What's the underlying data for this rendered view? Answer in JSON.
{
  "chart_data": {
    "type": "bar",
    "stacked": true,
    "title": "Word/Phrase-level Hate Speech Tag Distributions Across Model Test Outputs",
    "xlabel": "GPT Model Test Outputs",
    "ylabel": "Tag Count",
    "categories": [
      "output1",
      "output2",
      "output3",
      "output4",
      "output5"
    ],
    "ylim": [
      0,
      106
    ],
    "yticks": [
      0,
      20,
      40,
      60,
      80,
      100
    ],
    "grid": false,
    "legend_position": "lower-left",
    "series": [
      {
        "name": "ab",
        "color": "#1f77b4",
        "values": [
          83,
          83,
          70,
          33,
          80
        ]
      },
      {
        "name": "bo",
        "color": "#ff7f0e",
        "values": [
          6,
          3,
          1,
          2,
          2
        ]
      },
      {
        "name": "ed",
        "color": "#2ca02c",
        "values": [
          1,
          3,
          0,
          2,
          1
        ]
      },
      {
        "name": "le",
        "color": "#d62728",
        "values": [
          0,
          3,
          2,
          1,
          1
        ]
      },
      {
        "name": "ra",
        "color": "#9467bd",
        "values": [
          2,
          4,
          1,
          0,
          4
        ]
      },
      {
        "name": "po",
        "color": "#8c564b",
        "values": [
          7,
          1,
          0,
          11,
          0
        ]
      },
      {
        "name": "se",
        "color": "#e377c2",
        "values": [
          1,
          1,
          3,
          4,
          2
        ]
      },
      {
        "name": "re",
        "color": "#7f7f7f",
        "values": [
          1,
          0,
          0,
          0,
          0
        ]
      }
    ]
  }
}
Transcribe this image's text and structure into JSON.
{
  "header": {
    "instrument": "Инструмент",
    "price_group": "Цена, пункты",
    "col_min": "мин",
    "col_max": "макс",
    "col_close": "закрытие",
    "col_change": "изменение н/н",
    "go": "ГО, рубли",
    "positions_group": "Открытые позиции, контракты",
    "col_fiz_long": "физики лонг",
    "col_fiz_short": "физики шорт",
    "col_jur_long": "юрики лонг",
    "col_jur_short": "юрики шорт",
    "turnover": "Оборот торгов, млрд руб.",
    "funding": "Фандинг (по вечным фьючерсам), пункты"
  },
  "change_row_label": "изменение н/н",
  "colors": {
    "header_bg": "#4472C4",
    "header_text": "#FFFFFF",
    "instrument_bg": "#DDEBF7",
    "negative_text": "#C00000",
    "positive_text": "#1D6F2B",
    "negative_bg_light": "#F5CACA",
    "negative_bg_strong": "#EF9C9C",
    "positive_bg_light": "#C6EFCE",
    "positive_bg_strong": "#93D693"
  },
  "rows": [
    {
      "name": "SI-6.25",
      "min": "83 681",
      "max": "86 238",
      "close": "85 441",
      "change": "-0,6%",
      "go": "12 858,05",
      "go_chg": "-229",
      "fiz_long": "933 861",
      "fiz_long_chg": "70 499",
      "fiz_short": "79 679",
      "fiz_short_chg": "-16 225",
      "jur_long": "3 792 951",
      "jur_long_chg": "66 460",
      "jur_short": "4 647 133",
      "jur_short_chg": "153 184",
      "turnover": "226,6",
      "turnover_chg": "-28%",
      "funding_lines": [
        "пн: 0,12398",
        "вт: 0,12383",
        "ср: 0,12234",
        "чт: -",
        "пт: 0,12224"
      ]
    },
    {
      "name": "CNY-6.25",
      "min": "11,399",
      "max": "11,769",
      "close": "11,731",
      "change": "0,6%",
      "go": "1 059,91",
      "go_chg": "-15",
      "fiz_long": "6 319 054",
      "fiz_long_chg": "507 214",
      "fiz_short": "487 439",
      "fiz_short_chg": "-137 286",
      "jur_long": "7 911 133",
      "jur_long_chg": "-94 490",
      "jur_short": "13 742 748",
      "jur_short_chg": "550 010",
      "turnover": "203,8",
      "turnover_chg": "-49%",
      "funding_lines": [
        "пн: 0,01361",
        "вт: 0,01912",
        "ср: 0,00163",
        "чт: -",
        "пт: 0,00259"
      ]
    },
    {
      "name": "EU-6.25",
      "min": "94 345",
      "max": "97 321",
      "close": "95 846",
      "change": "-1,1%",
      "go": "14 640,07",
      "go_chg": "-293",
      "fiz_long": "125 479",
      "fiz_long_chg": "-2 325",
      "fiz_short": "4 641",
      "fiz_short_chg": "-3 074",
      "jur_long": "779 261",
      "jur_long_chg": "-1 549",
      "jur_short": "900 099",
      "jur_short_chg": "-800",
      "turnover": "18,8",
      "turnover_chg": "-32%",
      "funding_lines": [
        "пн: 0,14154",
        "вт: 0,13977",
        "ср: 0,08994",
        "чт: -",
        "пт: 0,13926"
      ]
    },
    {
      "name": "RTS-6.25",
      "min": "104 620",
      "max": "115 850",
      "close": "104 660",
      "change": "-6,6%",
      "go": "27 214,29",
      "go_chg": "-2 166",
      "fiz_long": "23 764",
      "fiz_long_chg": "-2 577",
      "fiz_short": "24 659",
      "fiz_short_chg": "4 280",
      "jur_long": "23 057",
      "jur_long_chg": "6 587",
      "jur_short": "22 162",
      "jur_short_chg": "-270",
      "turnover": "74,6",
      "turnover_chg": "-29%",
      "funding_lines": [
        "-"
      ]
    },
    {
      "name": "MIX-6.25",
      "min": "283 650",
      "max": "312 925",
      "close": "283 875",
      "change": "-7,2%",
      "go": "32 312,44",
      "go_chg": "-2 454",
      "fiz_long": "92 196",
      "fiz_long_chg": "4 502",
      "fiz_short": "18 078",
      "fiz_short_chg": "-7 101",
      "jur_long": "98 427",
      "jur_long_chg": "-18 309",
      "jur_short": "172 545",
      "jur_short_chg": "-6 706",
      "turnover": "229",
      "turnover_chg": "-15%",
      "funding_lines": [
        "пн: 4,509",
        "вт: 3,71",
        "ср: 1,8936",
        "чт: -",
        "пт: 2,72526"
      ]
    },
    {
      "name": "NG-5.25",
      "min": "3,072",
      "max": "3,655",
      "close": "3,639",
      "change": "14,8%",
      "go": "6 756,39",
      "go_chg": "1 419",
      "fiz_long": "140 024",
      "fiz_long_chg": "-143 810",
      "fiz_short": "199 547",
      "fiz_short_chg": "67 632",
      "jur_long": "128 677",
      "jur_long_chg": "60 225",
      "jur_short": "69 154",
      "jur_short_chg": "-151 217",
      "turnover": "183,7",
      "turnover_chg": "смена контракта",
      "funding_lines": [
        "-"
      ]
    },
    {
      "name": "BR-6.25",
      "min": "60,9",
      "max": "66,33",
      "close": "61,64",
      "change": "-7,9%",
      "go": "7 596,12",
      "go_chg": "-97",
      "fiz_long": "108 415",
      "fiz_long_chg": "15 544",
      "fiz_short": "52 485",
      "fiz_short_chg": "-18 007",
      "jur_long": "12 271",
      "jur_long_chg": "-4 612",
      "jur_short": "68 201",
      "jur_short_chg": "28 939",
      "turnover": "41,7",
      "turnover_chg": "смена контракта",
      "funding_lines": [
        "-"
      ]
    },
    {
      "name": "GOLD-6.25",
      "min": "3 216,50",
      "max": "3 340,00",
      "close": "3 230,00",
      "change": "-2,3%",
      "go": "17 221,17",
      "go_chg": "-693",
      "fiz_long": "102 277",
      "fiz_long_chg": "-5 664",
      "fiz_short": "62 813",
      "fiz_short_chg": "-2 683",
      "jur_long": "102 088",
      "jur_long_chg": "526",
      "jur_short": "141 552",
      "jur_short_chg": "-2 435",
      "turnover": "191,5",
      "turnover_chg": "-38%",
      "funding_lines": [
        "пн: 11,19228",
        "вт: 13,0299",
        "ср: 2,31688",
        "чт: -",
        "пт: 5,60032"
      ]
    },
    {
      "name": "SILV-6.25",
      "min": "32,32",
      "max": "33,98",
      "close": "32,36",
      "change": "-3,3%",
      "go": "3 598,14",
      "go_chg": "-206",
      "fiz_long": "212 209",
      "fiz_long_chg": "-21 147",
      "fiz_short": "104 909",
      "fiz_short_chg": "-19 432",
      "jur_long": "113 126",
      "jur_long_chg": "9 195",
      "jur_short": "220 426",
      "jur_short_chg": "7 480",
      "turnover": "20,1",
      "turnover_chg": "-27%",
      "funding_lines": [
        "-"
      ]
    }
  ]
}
__________
→ **What you have to do**: State the count of lines in the data holding the word "лонг", adding nothing to it.

→ **Result**: 2